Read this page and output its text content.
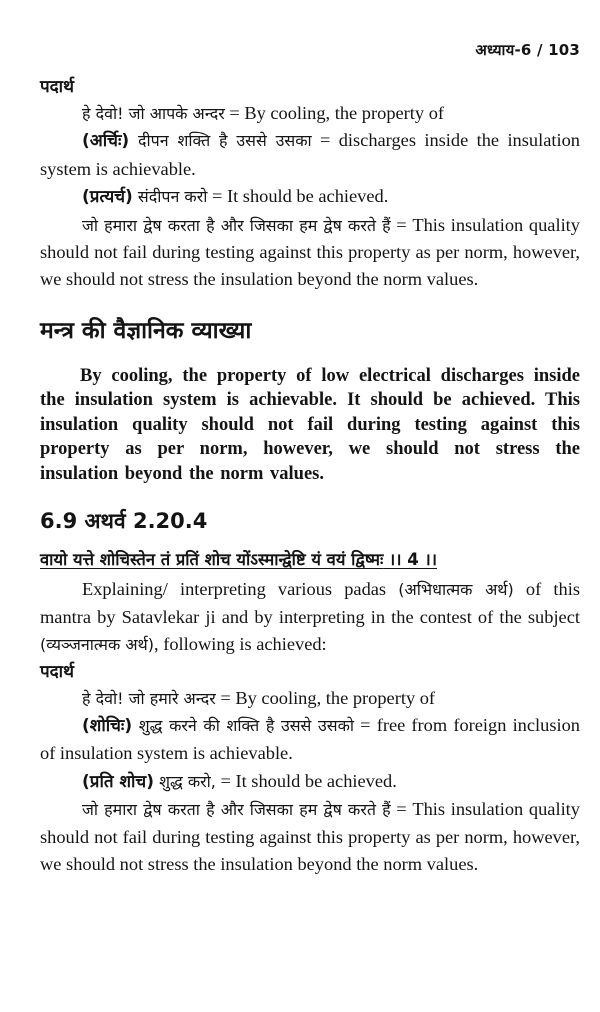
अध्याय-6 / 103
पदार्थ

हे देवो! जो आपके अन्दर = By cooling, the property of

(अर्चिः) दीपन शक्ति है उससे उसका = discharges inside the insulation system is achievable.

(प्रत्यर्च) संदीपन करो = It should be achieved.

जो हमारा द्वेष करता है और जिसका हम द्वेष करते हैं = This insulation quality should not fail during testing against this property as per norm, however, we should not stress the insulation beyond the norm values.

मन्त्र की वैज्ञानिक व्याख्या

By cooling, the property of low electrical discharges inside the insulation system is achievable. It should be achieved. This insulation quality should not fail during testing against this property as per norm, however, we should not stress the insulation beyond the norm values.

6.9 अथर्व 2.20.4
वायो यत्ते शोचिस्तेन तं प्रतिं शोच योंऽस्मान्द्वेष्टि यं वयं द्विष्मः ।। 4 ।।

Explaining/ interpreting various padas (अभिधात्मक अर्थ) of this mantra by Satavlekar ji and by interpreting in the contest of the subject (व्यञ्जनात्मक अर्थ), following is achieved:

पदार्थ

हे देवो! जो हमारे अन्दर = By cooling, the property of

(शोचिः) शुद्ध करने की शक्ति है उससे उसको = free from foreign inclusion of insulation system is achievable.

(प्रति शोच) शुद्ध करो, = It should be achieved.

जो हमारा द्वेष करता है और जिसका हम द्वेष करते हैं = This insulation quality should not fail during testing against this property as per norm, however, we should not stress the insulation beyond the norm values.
....
### Directive
Reproduce the material above verbatim; omit every picture.

### Worked solution
Read this page and output its text content.
अध्याय-6 / 103
पदार्थ

हे देवो! जो आपके अन्दर = By cooling, the property of

(अर्चिः) दीपन शक्ति है उससे उसका = discharges inside the insulation system is achievable.

(प्रत्यर्च) संदीपन करो = It should be achieved.

जो हमारा द्वेष करता है और जिसका हम द्वेष करते हैं = This insulation quality should not fail during testing against this property as per norm, however, we should not stress the insulation beyond the norm values.

मन्त्र की वैज्ञानिक व्याख्या

By cooling, the property of low electrical discharges inside the insulation system is achievable. It should be achieved. This insulation quality should not fail during testing against this property as per norm, however, we should not stress the insulation beyond the norm values.

6.9 अथर्व 2.20.4
वायो यत्ते शोचिस्तेन तं प्रतिं शोच योंऽस्मान्द्वेष्टि यं वयं द्विष्मः ।। 4 ।।

Explaining/ interpreting various padas (अभिधात्मक अर्थ) of this mantra by Satavlekar ji and by interpreting in the contest of the subject (व्यञ्जनात्मक अर्थ), following is achieved:

पदार्थ

हे देवो! जो हमारे अन्दर = By cooling, the property of

(शोचिः) शुद्ध करने की शक्ति है उससे उसको = free from foreign inclusion of insulation system is achievable.

(प्रति शोच) शुद्ध करो, = It should be achieved.

जो हमारा द्वेष करता है और जिसका हम द्वेष करते हैं = This insulation quality should not fail during testing against this property as per norm, however, we should not stress the insulation beyond the norm values.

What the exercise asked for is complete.